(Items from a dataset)
>> begin

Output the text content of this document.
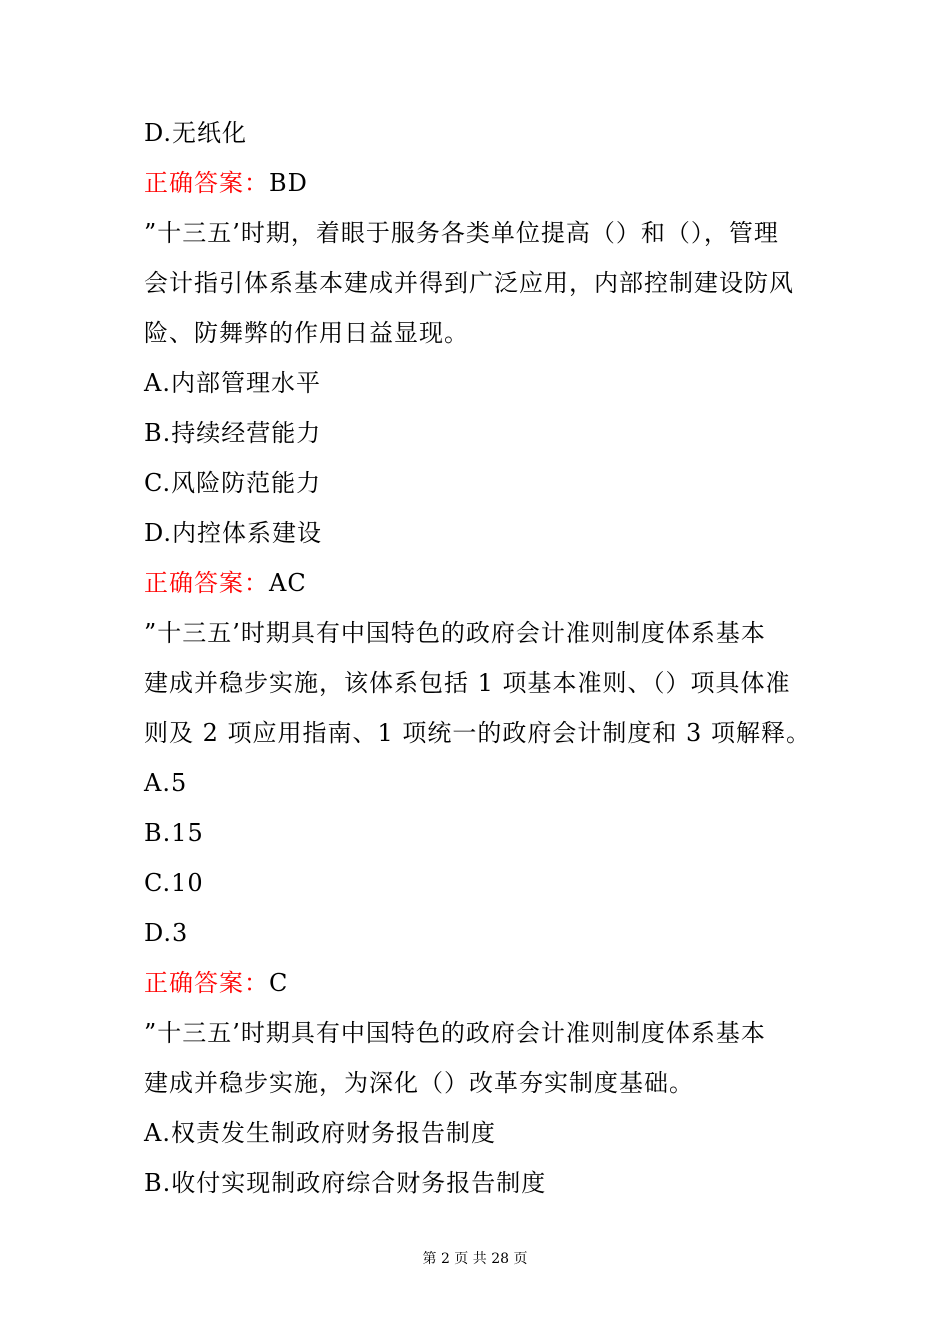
D.无纸化
正确答案：BD
”十三五’时期，着眼于服务各类单位提高（）和（），管理
会计指引体系基本建成并得到广泛应用，内部控制建设防风
险、防舞弊的作用日益显现。
A.内部管理水平
B.持续经营能力
C.风险防范能力
D.内控体系建设
正确答案：AC
”十三五’时期具有中国特色的政府会计准则制度体系基本
建成并稳步实施，该体系包括 1 项基本准则、（）项具体准
则及 2 项应用指南、1 项统一的政府会计制度和 3 项解释。
A.5
B.15
C.10
D.3
正确答案：C
”十三五’时期具有中国特色的政府会计准则制度体系基本
建成并稳步实施，为深化（）改革夯实制度基础。
A.权责发生制政府财务报告制度
B.收付实现制政府综合财务报告制度
第 2 页 共 28 页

>> end

▸ What is being asked
Reproduce all entries without any change, and omit the pictures.

▸ Task answer
Output the text content of this document.
D.无纸化
正确答案：BD
”十三五’时期，着眼于服务各类单位提高（）和（），管理
会计指引体系基本建成并得到广泛应用，内部控制建设防风
险、防舞弊的作用日益显现。
A.内部管理水平
B.持续经营能力
C.风险防范能力
D.内控体系建设
正确答案：AC
”十三五’时期具有中国特色的政府会计准则制度体系基本
建成并稳步实施，该体系包括 1 项基本准则、（）项具体准
则及 2 项应用指南、1 项统一的政府会计制度和 3 项解释。
A.5
B.15
C.10
D.3
正确答案：C
”十三五’时期具有中国特色的政府会计准则制度体系基本
建成并稳步实施，为深化（）改革夯实制度基础。
A.权责发生制政府财务报告制度
B.收付实现制政府综合财务报告制度
第 2 页 共 28 页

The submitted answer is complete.